Aber weitere Themen wie „American International Pictures“ oder das britische Horrorkino der sechziger Jahre ohne Hammer sowie der Vor- oder Nachteil der eigenen Produktionen bilden interessante, sich nicht nur überschneidende, sondern durch die unterschiedlichen Perspektiven und Ansichten auch miteinander in Konkurrenz stehende Themen dieser Sammlung. Angefangen mit einem sehr langen Interview mit dem Filmproduzenten Hermann Cohen, der neben „I was a Teenage Werewolf“ in Großbritannien eben auch „Horrors of the Black Museum“ oder „Konga“ produziert hat. In einem mit über vierzig Seiten längsten Interview dieser Sammlung werden fast alle Aspekte seiner langen Karriere und seiner Zusammenarbeit als unabhängiger Produzent mit „American International Pictures“ beleuchtet. Ergänzend findet sich ein Gespräch mit  Susan „The Slime People“ Hart, die als langjährige Ehefrau eines der beiden Chefs von AIP Jim Nicholson über die Arbeit vor der Kamera, aber auch die immer geschäftsmäßiger werdenden Abläufe bei einem der größten unabhängigen Produzenten und Verleiher der sechziger Jahre spricht. Der Regisseur Val Guest mit einer Handvoll herausragender britischer Science Fiction Filme ergänzt das Thema Unabhängigkeit durch seine Erfahrungen mit Produktionen wie „Der Tag, an dem die Erde Feuer fing“. Obwohl alle drei eigene langjährige sehr verschiedene Karrieren hinter sich haben, ist es faszinierend zu lesen, wie sich ihre Erfahrungen schließlich zu einem perfekten Sturm für eine unabhängige die damalige Jugend ansprechende Filmproduktion ergänzen und das mit dem Erfolg immer die Tränen in Form von fehlender Kreativität und Buchhaltern hinter den Kulissen kamen. Da Tom Weaver nicht nur ein erfahrener Interviewer ist, sondern vor allem ein Fan dieser Filme, wirken die Gespräche nicht nur locker, sondern er versucht seine jeweiligen Gesprächspartner vorsichtig zu führen. Er kritisiert nicht deren teilweise billige oder kaum zu ertragende Produktionen, sondern versucht über die ohne Frage vorhandenen, inzwischen als Klassiker gefeierten Perlen hinter die nicht immer auf den ersten Blick erkennbaren Fehlschläge zu kommen.

###

ZIEL DER AUFGABE ::
Beantworte anhand des Textauszugs über die Interviewsammlung kurz:
1. Wie lang ist das längste Interview der Sammlung?
2. Mit wem war Susan Hart langjährig verheiratet?
3. Welche Produktion wird als Beispiel für die Erfahrungen von Val Guest genannt?
Die Einträge sind eigenständiges Material ohne Bezug zum Textauszug.

###

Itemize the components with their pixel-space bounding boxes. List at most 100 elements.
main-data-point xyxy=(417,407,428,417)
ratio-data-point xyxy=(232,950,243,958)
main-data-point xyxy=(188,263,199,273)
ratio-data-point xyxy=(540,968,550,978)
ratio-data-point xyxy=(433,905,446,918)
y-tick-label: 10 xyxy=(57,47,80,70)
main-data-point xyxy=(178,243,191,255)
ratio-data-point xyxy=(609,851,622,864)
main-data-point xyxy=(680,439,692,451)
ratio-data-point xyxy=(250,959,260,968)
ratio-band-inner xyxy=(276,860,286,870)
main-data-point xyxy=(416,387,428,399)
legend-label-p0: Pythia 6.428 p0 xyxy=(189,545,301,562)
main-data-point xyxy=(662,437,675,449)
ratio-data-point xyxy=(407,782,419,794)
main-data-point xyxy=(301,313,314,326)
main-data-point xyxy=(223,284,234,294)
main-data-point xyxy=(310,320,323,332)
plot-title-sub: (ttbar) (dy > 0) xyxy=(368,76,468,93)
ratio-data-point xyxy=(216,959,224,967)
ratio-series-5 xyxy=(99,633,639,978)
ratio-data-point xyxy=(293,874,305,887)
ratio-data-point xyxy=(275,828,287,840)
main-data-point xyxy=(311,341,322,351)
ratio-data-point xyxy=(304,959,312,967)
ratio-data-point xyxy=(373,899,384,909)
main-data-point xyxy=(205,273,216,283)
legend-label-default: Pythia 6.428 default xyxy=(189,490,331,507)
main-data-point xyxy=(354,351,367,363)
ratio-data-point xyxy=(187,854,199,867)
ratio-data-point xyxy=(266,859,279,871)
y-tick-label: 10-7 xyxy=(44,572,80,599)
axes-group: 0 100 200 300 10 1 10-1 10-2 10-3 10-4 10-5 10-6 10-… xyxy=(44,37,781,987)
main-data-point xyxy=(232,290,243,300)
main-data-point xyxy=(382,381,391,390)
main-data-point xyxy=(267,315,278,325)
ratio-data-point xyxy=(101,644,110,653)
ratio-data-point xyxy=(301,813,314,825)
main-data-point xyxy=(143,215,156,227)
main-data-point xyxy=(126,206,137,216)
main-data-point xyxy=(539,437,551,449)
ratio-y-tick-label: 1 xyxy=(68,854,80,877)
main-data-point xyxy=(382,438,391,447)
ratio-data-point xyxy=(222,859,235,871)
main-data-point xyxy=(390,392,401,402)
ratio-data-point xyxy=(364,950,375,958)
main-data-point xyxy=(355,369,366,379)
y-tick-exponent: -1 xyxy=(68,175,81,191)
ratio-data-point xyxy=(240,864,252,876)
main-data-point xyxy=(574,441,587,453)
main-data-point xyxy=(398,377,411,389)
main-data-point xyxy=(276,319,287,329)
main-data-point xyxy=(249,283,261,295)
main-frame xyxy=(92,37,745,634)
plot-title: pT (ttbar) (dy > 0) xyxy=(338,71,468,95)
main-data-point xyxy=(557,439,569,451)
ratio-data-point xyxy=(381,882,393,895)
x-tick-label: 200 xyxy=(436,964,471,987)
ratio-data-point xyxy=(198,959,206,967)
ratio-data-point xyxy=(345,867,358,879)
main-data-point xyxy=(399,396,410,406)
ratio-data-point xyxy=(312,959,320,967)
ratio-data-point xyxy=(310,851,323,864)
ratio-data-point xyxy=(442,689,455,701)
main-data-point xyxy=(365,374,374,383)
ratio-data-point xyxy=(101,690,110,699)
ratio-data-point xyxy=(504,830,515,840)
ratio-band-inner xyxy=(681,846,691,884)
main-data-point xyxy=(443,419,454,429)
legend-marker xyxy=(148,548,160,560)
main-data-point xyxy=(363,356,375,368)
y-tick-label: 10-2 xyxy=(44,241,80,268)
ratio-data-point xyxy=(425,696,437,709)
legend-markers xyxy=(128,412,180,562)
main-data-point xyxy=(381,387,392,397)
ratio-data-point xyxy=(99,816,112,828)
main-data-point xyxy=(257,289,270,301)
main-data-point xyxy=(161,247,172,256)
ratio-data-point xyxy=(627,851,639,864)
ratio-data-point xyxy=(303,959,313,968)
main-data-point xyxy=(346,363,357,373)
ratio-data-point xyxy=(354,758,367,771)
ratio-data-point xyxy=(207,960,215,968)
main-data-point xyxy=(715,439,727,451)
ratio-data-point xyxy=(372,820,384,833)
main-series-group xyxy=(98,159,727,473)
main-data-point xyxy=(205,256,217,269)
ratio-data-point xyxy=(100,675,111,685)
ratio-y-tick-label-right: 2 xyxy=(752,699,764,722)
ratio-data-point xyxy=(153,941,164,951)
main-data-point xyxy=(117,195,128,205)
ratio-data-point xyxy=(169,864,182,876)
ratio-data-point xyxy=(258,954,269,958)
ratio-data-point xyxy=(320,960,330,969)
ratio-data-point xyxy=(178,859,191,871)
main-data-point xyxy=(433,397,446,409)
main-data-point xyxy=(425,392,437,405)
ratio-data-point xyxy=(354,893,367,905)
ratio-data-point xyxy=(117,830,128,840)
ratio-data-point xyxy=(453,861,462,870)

###

ERGEBNIS ::
1. Über vierzig Seiten.
2. Mit Jim Nicholson, einem der beiden Chefs von AIP.
3. „Der Tag, an dem die Erde Feuer fing“.